Task statement
Check each line below for "true" and report how many have it, nothing else.
^^^^^^^^
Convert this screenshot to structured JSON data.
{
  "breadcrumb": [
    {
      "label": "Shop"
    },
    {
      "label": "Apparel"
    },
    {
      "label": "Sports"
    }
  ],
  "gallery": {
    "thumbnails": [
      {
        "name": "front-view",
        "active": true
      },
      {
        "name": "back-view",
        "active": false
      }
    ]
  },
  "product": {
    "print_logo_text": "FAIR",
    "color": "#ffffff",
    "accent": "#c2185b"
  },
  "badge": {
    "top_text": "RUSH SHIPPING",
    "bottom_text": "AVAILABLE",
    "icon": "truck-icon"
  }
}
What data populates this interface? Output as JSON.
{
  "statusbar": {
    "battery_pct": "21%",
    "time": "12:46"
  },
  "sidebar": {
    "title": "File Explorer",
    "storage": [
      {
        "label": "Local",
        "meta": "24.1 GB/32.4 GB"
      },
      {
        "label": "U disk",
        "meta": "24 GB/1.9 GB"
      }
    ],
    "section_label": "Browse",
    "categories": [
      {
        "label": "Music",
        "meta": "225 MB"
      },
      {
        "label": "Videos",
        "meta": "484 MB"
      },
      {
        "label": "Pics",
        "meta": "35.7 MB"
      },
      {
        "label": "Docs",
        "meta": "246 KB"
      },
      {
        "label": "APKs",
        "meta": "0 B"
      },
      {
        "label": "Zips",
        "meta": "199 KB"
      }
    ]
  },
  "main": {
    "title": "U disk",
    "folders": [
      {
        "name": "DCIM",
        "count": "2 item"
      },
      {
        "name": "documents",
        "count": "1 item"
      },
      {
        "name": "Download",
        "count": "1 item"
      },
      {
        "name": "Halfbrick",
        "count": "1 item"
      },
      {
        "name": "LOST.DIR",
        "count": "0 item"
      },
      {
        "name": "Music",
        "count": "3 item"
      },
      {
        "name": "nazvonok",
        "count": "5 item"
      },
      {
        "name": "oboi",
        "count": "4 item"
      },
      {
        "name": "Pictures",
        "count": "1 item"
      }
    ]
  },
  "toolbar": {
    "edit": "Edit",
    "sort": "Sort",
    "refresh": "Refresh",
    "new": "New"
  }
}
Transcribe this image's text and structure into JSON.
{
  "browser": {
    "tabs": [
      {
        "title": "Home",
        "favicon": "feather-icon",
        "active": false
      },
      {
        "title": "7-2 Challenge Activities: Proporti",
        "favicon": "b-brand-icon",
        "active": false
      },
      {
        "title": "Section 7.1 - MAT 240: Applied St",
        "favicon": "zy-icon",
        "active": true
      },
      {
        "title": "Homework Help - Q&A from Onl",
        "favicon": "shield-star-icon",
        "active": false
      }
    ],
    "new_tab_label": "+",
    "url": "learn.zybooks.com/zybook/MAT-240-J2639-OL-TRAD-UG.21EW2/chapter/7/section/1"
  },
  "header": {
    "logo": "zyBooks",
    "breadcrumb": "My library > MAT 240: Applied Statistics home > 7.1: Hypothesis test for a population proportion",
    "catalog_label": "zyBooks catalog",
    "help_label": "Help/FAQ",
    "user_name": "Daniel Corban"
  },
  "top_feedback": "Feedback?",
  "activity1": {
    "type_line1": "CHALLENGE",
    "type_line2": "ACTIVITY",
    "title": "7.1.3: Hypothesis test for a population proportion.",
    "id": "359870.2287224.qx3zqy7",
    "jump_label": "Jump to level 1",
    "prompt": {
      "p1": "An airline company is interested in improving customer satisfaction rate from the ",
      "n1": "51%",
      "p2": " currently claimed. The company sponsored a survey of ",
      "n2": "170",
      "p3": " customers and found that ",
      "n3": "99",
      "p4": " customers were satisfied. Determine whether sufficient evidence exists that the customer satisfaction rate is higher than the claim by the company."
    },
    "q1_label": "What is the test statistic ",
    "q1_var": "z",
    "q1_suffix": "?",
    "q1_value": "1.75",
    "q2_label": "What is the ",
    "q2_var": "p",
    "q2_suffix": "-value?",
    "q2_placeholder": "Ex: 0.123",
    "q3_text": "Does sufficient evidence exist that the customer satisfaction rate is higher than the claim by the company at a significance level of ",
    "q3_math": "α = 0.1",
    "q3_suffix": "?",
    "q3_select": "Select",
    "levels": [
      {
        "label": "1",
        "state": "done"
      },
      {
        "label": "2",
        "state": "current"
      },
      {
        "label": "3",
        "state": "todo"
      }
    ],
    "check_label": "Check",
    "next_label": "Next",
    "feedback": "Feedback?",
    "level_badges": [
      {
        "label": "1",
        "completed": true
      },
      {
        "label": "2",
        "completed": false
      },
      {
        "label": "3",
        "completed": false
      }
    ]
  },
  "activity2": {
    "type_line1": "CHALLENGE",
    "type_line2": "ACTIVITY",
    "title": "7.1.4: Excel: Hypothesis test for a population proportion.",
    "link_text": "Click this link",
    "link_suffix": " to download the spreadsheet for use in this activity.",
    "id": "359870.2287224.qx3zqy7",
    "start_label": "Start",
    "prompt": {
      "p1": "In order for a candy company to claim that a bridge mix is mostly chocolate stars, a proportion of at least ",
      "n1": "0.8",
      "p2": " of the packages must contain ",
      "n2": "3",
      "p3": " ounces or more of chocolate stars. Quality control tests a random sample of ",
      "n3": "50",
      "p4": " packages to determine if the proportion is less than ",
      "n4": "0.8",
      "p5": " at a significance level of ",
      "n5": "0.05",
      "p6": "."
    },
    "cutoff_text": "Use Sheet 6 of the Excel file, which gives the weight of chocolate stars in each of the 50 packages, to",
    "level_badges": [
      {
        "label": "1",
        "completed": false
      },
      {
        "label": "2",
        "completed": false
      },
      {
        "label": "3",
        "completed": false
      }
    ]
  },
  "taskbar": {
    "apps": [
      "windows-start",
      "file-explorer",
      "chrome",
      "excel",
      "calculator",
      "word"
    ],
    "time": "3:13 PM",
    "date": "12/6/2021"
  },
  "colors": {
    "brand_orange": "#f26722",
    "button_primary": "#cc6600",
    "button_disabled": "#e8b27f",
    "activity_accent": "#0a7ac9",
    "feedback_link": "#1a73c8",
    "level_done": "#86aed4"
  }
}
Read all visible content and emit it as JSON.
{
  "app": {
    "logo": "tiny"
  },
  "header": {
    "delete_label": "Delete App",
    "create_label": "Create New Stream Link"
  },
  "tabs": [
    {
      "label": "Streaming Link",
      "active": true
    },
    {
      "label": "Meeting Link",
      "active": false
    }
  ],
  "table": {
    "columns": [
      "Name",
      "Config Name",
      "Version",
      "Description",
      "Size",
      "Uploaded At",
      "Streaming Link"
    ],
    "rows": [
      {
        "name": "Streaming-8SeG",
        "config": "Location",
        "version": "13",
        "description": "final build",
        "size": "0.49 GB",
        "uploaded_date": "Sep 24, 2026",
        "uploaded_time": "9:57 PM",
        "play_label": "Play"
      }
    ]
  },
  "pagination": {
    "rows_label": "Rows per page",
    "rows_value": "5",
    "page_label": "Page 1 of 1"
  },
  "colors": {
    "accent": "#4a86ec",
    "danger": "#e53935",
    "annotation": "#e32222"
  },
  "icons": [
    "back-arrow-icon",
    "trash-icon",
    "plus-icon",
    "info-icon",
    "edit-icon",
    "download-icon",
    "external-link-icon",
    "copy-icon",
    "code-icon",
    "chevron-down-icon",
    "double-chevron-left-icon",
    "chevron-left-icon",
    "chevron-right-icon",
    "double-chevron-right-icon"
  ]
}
^^^^^^^^
Task response
4